## Task
The entries below need to be written out exactly, with no pictures included.

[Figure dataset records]
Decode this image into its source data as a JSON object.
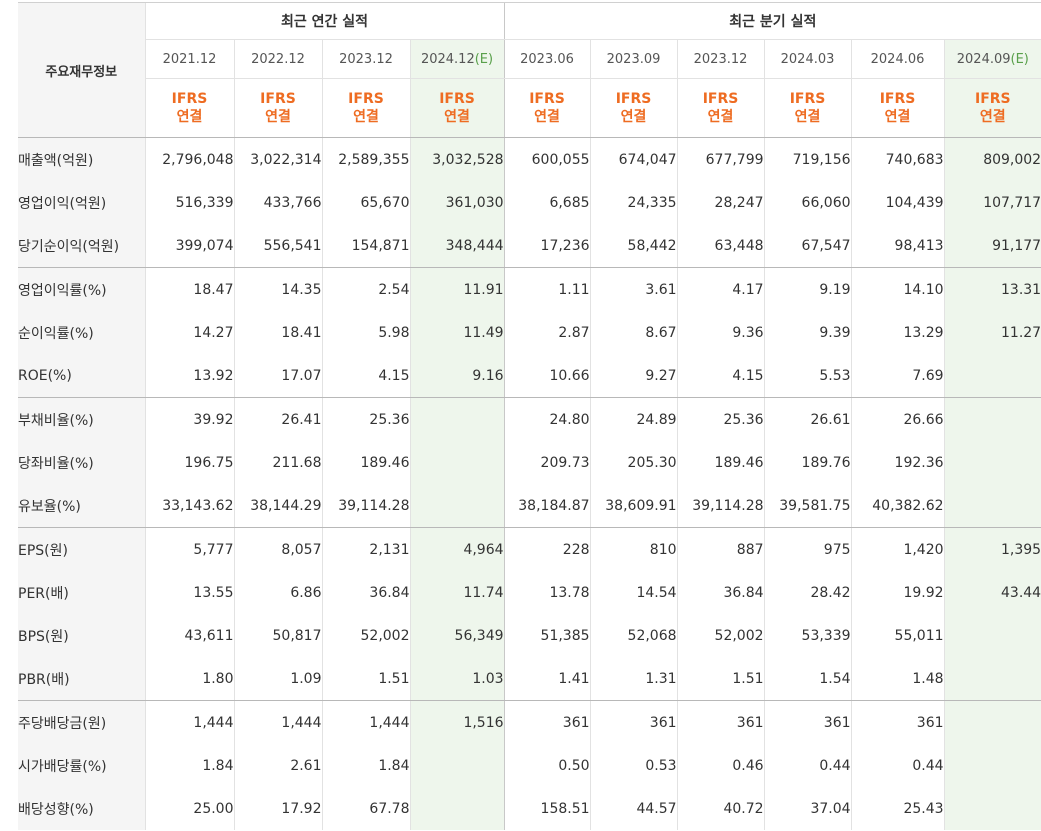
{
  "header": {
    "label_title": "주요재무정보",
    "annual_title": "최근 연간 실적",
    "quarter_title": "최근 분기 실적"
  },
  "periods": [
    {
      "label": "2021.12",
      "est": ""
    },
    {
      "label": "2022.12",
      "est": ""
    },
    {
      "label": "2023.12",
      "est": ""
    },
    {
      "label": "2024.12",
      "est": "(E)"
    },
    {
      "label": "2023.06",
      "est": ""
    },
    {
      "label": "2023.09",
      "est": ""
    },
    {
      "label": "2023.12",
      "est": ""
    },
    {
      "label": "2024.03",
      "est": ""
    },
    {
      "label": "2024.06",
      "est": ""
    },
    {
      "label": "2024.09",
      "est": "(E)"
    }
  ],
  "basis": {
    "line1": "IFRS",
    "line2": "연결"
  },
  "rows": [
    {
      "label": "매출액(억원)",
      "values": [
        "2,796,048",
        "3,022,314",
        "2,589,355",
        "3,032,528",
        "600,055",
        "674,047",
        "677,799",
        "719,156",
        "740,683",
        "809,002"
      ]
    },
    {
      "label": "영업이익(억원)",
      "values": [
        "516,339",
        "433,766",
        "65,670",
        "361,030",
        "6,685",
        "24,335",
        "28,247",
        "66,060",
        "104,439",
        "107,717"
      ]
    },
    {
      "label": "당기순이익(억원)",
      "values": [
        "399,074",
        "556,541",
        "154,871",
        "348,444",
        "17,236",
        "58,442",
        "63,448",
        "67,547",
        "98,413",
        "91,177"
      ]
    },
    {
      "label": "영업이익률(%)",
      "values": [
        "18.47",
        "14.35",
        "2.54",
        "11.91",
        "1.11",
        "3.61",
        "4.17",
        "9.19",
        "14.10",
        "13.31"
      ]
    },
    {
      "label": "순이익률(%)",
      "values": [
        "14.27",
        "18.41",
        "5.98",
        "11.49",
        "2.87",
        "8.67",
        "9.36",
        "9.39",
        "13.29",
        "11.27"
      ]
    },
    {
      "label": "ROE(%)",
      "values": [
        "13.92",
        "17.07",
        "4.15",
        "9.16",
        "10.66",
        "9.27",
        "4.15",
        "5.53",
        "7.69",
        ""
      ]
    },
    {
      "label": "부채비율(%)",
      "values": [
        "39.92",
        "26.41",
        "25.36",
        "",
        "24.80",
        "24.89",
        "25.36",
        "26.61",
        "26.66",
        ""
      ]
    },
    {
      "label": "당좌비율(%)",
      "values": [
        "196.75",
        "211.68",
        "189.46",
        "",
        "209.73",
        "205.30",
        "189.46",
        "189.76",
        "192.36",
        ""
      ]
    },
    {
      "label": "유보율(%)",
      "values": [
        "33,143.62",
        "38,144.29",
        "39,114.28",
        "",
        "38,184.87",
        "38,609.91",
        "39,114.28",
        "39,581.75",
        "40,382.62",
        ""
      ]
    },
    {
      "label": "EPS(원)",
      "values": [
        "5,777",
        "8,057",
        "2,131",
        "4,964",
        "228",
        "810",
        "887",
        "975",
        "1,420",
        "1,395"
      ]
    },
    {
      "label": "PER(배)",
      "values": [
        "13.55",
        "6.86",
        "36.84",
        "11.74",
        "13.78",
        "14.54",
        "36.84",
        "28.42",
        "19.92",
        "43.44"
      ]
    },
    {
      "label": "BPS(원)",
      "values": [
        "43,611",
        "50,817",
        "52,002",
        "56,349",
        "51,385",
        "52,068",
        "52,002",
        "53,339",
        "55,011",
        ""
      ]
    },
    {
      "label": "PBR(배)",
      "values": [
        "1.80",
        "1.09",
        "1.51",
        "1.03",
        "1.41",
        "1.31",
        "1.51",
        "1.54",
        "1.48",
        ""
      ]
    },
    {
      "label": "주당배당금(원)",
      "values": [
        "1,444",
        "1,444",
        "1,444",
        "1,516",
        "361",
        "361",
        "361",
        "361",
        "361",
        ""
      ]
    },
    {
      "label": "시가배당률(%)",
      "values": [
        "1.84",
        "2.61",
        "1.84",
        "",
        "0.50",
        "0.53",
        "0.46",
        "0.44",
        "0.44",
        ""
      ]
    },
    {
      "label": "배당성향(%)",
      "values": [
        "25.00",
        "17.92",
        "67.78",
        "",
        "158.51",
        "44.57",
        "40.72",
        "37.04",
        "25.43",
        ""
      ]
    }
  ]
}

## Exercise response
Decode this image into its source data as a JSON object.
{
  "header": {
    "label_title": "주요재무정보",
    "annual_title": "최근 연간 실적",
    "quarter_title": "최근 분기 실적"
  },
  "periods": [
    {
      "label": "2021.12",
      "est": ""
    },
    {
      "label": "2022.12",
      "est": ""
    },
    {
      "label": "2023.12",
      "est": ""
    },
    {
      "label": "2024.12",
      "est": "(E)"
    },
    {
      "label": "2023.06",
      "est": ""
    },
    {
      "label": "2023.09",
      "est": ""
    },
    {
      "label": "2023.12",
      "est": ""
    },
    {
      "label": "2024.03",
      "est": ""
    },
    {
      "label": "2024.06",
      "est": ""
    },
    {
      "label": "2024.09",
      "est": "(E)"
    }
  ],
  "basis": {
    "line1": "IFRS",
    "line2": "연결"
  },
  "rows": [
    {
      "label": "매출액(억원)",
      "values": [
        "2,796,048",
        "3,022,314",
        "2,589,355",
        "3,032,528",
        "600,055",
        "674,047",
        "677,799",
        "719,156",
        "740,683",
        "809,002"
      ]
    },
    {
      "label": "영업이익(억원)",
      "values": [
        "516,339",
        "433,766",
        "65,670",
        "361,030",
        "6,685",
        "24,335",
        "28,247",
        "66,060",
        "104,439",
        "107,717"
      ]
    },
    {
      "label": "당기순이익(억원)",
      "values": [
        "399,074",
        "556,541",
        "154,871",
        "348,444",
        "17,236",
        "58,442",
        "63,448",
        "67,547",
        "98,413",
        "91,177"
      ]
    },
    {
      "label": "영업이익률(%)",
      "values": [
        "18.47",
        "14.35",
        "2.54",
        "11.91",
        "1.11",
        "3.61",
        "4.17",
        "9.19",
        "14.10",
        "13.31"
      ]
    },
    {
      "label": "순이익률(%)",
      "values": [
        "14.27",
        "18.41",
        "5.98",
        "11.49",
        "2.87",
        "8.67",
        "9.36",
        "9.39",
        "13.29",
        "11.27"
      ]
    },
    {
      "label": "ROE(%)",
      "values": [
        "13.92",
        "17.07",
        "4.15",
        "9.16",
        "10.66",
        "9.27",
        "4.15",
        "5.53",
        "7.69",
        ""
      ]
    },
    {
      "label": "부채비율(%)",
      "values": [
        "39.92",
        "26.41",
        "25.36",
        "",
        "24.80",
        "24.89",
        "25.36",
        "26.61",
        "26.66",
        ""
      ]
    },
    {
      "label": "당좌비율(%)",
      "values": [
        "196.75",
        "211.68",
        "189.46",
        "",
        "209.73",
        "205.30",
        "189.46",
        "189.76",
        "192.36",
        ""
      ]
    },
    {
      "label": "유보율(%)",
      "values": [
        "33,143.62",
        "38,144.29",
        "39,114.28",
        "",
        "38,184.87",
        "38,609.91",
        "39,114.28",
        "39,581.75",
        "40,382.62",
        ""
      ]
    },
    {
      "label": "EPS(원)",
      "values": [
        "5,777",
        "8,057",
        "2,131",
        "4,964",
        "228",
        "810",
        "887",
        "975",
        "1,420",
        "1,395"
      ]
    },
    {
      "label": "PER(배)",
      "values": [
        "13.55",
        "6.86",
        "36.84",
        "11.74",
        "13.78",
        "14.54",
        "36.84",
        "28.42",
        "19.92",
        "43.44"
      ]
    },
    {
      "label": "BPS(원)",
      "values": [
        "43,611",
        "50,817",
        "52,002",
        "56,349",
        "51,385",
        "52,068",
        "52,002",
        "53,339",
        "55,011",
        ""
      ]
    },
    {
      "label": "PBR(배)",
      "values": [
        "1.80",
        "1.09",
        "1.51",
        "1.03",
        "1.41",
        "1.31",
        "1.51",
        "1.54",
        "1.48",
        ""
      ]
    },
    {
      "label": "주당배당금(원)",
      "values": [
        "1,444",
        "1,444",
        "1,444",
        "1,516",
        "361",
        "361",
        "361",
        "361",
        "361",
        ""
      ]
    },
    {
      "label": "시가배당률(%)",
      "values": [
        "1.84",
        "2.61",
        "1.84",
        "",
        "0.50",
        "0.53",
        "0.46",
        "0.44",
        "0.44",
        ""
      ]
    },
    {
      "label": "배당성향(%)",
      "values": [
        "25.00",
        "17.92",
        "67.78",
        "",
        "158.51",
        "44.57",
        "40.72",
        "37.04",
        "25.43",
        ""
      ]
    }
  ]
}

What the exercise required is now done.